**Reading text**

—————

In our prior work, we demonstrated the potential of active jet methods to significantly suppress cavitation by employing a single row of jet holes on a hydrofoil surface [44,58]. These experiments, however, were constrained by the limited range of jet positions and angles tested. Additionally, our numerical analyses [9] indicated that specific jet placements could adversely affect the hydrofoil’s lift–drag ratio, suggesting a trade-off between cavitation suppression and aerodynamic efficiency. Our previous studies focused on whether the active water injection method is effective, how effective it is, and the mechanisms behind its effectiveness, based on a single jet parameter. In contrast, the current study systematically investigates the influence of three jet parameters—jet position, jet velocity, and jet angle—on cavitation suppression and hydrofoil performance, providing a more detailed understanding of these mechanisms.

By systematically analyzing the roles of these variables, this work proposes an optimal combination of injection parameters, which is capable of enhancing cavitation control while maintaining, or even improving, the lift–drag ratio of hydrofoils. The manuscript is organized as follows: Section 2 describes the methodology, including the computational setup and mesh details. Section 3 elaborates on the numerical methods employed and the setup for the simulations. Section 4 introduces the orthogonal test method used to evaluate the influence of injection parameters on cavitation suppression and hydrofoil performance. Finally, Section 5 discusses the results of these tests, offering insights into the optimal injection parameters for improved flow control.

2. Research Object

2.1. Hydrofoil and Jet Configuration

Figure 1a illustrates the scaled model of the NACA66 hydrofoil, hereinafter referred to as the “original hydrofoil” or “H_ori” for conciseness, which will be discussed in subsequent sections of this paper. The hydrofoil features a chord length (C) of 0.07 m and a span length of 0.021 m, equivalent to 0.3C. Leroux et al. [59,60] performed detailed cavitation experiments on the NACA66 hydrofoil, providing the XY geometric data necessary to define the NACA66 profile’s shape in reference [59]. In our research, we utilize a reduced-scale model of the NACA66 hydrofoil, decreasing the chord length from the 150 mm reported in previous studies [59] to 70 mm, while preserving the proportional relationship between the dimensions.

—————

**Provided information**
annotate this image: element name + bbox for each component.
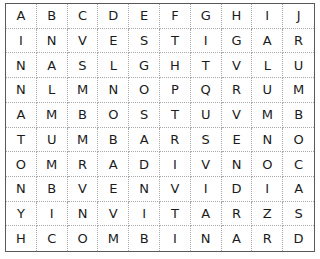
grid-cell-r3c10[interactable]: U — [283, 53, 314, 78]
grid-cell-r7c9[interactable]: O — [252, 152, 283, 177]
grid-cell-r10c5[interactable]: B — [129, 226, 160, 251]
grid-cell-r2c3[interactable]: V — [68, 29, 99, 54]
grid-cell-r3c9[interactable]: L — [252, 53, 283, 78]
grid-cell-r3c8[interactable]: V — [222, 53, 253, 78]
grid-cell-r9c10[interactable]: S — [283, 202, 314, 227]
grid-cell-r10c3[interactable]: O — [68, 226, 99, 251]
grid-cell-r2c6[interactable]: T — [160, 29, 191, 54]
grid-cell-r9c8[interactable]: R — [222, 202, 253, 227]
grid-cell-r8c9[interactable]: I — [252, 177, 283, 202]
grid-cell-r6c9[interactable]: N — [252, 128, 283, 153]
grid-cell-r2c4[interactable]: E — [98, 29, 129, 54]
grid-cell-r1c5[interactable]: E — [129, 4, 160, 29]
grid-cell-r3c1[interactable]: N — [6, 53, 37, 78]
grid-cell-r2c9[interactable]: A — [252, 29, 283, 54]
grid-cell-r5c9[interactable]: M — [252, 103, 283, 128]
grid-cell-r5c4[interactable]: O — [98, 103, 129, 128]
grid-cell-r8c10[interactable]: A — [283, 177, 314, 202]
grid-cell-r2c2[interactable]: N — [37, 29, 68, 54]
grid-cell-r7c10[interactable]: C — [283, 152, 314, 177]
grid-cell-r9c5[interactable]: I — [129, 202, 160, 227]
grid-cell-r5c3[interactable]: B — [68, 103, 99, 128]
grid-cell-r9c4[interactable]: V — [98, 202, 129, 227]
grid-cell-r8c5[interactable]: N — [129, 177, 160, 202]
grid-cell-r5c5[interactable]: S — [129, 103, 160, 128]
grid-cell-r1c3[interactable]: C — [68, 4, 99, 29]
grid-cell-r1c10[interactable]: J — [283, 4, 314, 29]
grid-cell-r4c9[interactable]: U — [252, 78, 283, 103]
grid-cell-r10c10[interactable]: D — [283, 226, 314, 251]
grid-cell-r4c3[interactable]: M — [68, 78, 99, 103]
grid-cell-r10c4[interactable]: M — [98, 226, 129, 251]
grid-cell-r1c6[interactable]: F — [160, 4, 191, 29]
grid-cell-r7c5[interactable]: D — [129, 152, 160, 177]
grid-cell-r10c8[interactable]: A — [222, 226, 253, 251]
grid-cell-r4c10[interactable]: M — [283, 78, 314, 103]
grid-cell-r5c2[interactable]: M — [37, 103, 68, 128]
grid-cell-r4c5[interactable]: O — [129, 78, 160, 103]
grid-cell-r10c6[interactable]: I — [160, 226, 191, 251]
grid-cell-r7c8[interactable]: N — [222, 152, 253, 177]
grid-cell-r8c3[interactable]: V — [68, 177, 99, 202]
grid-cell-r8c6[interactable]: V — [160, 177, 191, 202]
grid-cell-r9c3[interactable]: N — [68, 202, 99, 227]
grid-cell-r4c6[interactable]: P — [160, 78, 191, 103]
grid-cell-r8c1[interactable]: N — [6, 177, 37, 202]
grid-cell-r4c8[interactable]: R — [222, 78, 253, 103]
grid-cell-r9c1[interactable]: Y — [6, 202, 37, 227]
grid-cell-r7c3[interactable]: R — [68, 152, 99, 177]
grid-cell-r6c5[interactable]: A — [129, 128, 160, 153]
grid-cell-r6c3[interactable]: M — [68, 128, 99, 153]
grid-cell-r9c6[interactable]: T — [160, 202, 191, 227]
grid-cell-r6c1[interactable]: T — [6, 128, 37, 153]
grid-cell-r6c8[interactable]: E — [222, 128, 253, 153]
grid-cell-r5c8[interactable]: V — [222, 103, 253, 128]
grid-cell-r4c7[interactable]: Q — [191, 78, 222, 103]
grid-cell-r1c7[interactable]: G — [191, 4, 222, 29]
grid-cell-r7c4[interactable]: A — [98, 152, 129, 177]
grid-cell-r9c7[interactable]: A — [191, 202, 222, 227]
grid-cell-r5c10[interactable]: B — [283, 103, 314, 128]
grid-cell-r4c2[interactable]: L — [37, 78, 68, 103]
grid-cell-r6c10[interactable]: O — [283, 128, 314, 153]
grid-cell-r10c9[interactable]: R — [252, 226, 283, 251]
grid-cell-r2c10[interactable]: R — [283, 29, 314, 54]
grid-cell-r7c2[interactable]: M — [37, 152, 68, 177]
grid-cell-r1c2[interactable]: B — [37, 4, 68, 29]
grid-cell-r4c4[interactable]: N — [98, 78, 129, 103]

—————

**Set problem 1**
In the hydrofoil text, what chord length does the reduced-scale NACA66 model have?
**Set problem 2**
Pick up the hydrofoil text after its last sentence and continue it.
The rows are separate material from the hydrofoil text.

**Exercise response 1**
0.07 m (70 mm).

**Exercise response 2**
Figure 1b depicts a hydrofoil equipped with a single row of nine jet holes on its suction surface, designed to inject water into the flow field. Each hole has a diameter (Φ) of 1.4 mm and is spaced 2.35 mm apart from its neighbors. This modified hydrofoil will henceforth be referred to as the “jet hydrofoil” or “H_ori”. In Figure 1e, three critical parameters of the jet configuration are highlighted. The holes are located a distance (L_jet) from the leading edge, and the angle of jet injection (α_jet) is measured in degrees relative to a vertical reference line. Notably, each jet hole releases water at a consistent flow rate, with the jet velocity denoted as U_jet. The mainstream flow direction is parallel to the x-axis, as shown in Figure 1e. Therefore, a positive α_jet implies water injection in the direction of the mainstream flow, while a negative α_jet indicates injection against it. An α_jet of 0° means the water is injected perpendicular to the mainstream flow.

The jet diameter Φ and distance d between each hole are considered fixed parameters. The jet angle α_jet, jet location L_jet, and jet velocity U_jet are regarded as variable parameters, as they are potential factors that may influence cavitating flows.

For ease of reference, these three factors are denoted as A, B, and C, respectively. To investigate their effects on the cavitating flows, a mixed-level orthogonal table of three factors has been constructed, as summarized in

Table 1. Factors and their corresponding levels in the study.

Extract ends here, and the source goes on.